* _What to work on_:
Your task is to filter the data below down to the lines holding "αστάρι".

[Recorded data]
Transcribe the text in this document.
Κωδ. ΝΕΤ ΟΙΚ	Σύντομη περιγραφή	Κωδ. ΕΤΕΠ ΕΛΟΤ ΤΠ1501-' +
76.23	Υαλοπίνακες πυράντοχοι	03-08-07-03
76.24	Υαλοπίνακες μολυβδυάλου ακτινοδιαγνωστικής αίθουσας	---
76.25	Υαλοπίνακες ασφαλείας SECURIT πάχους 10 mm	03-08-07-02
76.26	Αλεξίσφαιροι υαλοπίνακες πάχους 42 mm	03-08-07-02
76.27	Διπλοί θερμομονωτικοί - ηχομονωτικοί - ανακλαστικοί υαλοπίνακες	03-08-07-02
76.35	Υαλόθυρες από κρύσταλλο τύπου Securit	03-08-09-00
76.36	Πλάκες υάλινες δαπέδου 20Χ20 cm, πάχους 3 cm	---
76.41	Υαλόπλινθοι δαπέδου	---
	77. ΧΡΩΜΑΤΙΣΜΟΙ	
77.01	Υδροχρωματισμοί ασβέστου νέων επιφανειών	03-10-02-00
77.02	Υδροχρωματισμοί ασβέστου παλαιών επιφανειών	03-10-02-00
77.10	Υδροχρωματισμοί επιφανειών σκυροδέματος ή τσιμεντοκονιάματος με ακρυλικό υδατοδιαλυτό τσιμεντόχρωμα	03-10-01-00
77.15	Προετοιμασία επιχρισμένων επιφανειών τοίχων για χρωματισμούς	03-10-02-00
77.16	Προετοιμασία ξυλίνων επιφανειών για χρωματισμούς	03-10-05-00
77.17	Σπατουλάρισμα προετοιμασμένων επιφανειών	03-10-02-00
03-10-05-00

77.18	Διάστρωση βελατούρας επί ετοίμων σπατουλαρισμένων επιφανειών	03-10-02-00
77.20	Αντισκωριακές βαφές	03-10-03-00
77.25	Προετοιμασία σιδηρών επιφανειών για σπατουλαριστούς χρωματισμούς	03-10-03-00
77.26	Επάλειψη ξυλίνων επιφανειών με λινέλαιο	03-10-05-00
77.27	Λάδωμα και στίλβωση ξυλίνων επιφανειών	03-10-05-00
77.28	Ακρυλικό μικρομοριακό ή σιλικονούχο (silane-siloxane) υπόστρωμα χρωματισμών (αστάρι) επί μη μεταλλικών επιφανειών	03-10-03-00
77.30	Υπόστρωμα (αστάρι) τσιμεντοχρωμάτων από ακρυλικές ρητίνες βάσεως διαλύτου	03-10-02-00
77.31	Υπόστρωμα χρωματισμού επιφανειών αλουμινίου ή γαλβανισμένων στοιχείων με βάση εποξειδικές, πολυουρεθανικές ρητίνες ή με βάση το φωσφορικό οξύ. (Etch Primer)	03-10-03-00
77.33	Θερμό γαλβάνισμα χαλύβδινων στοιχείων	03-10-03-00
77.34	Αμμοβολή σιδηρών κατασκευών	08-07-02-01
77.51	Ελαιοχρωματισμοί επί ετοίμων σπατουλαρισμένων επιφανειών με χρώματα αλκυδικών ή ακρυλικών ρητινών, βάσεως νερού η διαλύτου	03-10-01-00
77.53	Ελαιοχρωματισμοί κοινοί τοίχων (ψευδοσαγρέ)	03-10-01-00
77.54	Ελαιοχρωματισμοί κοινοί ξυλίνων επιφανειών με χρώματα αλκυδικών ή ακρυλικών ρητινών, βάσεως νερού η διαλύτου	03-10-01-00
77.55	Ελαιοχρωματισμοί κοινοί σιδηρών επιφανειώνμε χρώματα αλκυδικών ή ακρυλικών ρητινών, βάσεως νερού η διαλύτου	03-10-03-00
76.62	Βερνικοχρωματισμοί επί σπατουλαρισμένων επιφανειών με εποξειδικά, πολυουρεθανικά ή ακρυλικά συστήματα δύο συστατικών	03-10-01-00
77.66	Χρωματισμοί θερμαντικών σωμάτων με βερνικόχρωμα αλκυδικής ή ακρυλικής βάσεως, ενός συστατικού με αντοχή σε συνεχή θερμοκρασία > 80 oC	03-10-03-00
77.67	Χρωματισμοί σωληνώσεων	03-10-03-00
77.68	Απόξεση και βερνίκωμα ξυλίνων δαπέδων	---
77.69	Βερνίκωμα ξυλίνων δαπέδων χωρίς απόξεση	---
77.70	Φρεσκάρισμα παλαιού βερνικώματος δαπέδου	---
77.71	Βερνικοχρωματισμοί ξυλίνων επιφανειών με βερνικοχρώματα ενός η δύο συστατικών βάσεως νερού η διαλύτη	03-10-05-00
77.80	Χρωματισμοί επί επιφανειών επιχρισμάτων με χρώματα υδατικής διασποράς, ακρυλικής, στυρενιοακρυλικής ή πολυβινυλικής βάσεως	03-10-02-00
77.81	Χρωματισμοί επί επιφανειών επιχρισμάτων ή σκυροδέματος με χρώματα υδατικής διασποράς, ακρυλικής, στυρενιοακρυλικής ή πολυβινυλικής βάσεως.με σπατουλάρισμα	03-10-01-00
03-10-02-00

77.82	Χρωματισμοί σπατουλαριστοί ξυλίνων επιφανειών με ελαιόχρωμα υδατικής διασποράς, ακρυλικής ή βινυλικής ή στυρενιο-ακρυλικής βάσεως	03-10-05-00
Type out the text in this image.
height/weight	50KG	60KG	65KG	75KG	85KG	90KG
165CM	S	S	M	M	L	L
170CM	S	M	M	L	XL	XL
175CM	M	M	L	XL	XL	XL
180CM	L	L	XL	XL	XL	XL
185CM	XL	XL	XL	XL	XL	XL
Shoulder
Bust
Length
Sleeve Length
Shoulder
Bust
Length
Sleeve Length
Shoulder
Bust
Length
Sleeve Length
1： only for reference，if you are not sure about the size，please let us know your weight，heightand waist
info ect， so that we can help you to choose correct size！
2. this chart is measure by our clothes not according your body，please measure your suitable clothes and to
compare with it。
--
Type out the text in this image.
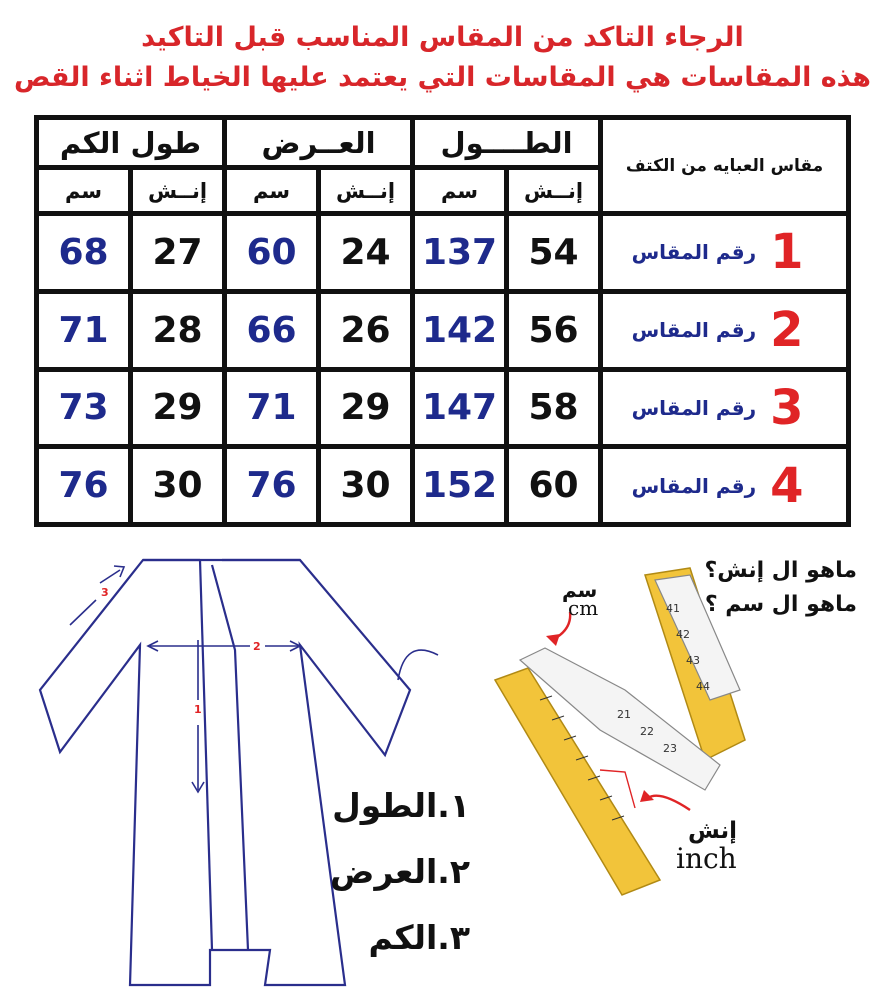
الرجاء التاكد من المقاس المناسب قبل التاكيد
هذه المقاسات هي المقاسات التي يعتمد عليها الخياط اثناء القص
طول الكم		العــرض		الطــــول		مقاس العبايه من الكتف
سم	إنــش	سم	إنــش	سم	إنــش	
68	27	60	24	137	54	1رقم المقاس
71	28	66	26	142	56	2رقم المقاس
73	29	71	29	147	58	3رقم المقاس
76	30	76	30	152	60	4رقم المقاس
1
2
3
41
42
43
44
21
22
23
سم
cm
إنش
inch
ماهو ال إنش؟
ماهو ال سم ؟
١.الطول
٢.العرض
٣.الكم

* _Final answer_:
77.28	Ακρυλικό μικρομοριακό ή σιλικονούχο (silane-siloxane) υπόστρωμα χρωματισμών (αστάρι) επί μη μεταλλικών επιφανειών	03-10-03-00
77.30	Υπόστρωμα (αστάρι) τσιμεντοχρωμάτων από ακρυλικές ρητίνες βάσεως διαλύτου	03-10-02-00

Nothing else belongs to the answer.